Using the records that follow, copy every line containing the word "Aluminium".

# START OF Records to process

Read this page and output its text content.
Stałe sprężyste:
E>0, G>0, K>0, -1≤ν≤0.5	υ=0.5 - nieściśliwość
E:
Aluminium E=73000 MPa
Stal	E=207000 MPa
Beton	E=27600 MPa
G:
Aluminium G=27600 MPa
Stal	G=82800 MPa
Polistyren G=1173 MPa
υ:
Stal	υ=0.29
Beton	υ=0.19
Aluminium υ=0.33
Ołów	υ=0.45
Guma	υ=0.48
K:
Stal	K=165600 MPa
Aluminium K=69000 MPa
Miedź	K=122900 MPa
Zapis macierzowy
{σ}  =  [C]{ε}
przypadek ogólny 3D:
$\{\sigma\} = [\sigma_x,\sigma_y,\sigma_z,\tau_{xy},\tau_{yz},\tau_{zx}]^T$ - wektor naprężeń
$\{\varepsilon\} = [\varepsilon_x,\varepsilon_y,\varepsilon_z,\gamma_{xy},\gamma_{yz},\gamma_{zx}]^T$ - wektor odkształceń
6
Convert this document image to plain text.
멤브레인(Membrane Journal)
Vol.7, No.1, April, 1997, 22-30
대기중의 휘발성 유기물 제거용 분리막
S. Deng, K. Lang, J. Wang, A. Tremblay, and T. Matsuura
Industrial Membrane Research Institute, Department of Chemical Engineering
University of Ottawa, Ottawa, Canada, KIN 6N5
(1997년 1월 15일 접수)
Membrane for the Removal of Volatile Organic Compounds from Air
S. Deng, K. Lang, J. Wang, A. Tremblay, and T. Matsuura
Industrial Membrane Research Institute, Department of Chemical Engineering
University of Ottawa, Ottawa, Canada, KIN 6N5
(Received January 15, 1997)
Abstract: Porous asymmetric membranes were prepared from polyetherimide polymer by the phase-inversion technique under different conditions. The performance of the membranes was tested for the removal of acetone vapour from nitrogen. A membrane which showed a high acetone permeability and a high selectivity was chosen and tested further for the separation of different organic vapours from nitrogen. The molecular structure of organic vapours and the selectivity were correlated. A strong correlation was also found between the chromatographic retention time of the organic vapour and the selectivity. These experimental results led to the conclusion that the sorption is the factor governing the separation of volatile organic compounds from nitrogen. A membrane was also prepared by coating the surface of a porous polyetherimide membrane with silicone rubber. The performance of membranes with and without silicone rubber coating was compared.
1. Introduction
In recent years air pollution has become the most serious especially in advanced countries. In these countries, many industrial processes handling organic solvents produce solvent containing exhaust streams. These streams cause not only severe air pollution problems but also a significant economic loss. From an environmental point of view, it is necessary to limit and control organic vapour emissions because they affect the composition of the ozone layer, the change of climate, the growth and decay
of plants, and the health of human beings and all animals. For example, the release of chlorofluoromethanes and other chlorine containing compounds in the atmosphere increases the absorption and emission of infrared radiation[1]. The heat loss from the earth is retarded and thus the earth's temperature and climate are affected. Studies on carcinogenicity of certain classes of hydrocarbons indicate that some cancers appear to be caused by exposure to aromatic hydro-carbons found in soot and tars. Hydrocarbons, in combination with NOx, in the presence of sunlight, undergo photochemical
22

# END OF Records to process

_Output of the exercise_.
Aluminium E=73000 MPa
Aluminium G=27600 MPa
Aluminium υ=0.33
Aluminium K=69000 MPa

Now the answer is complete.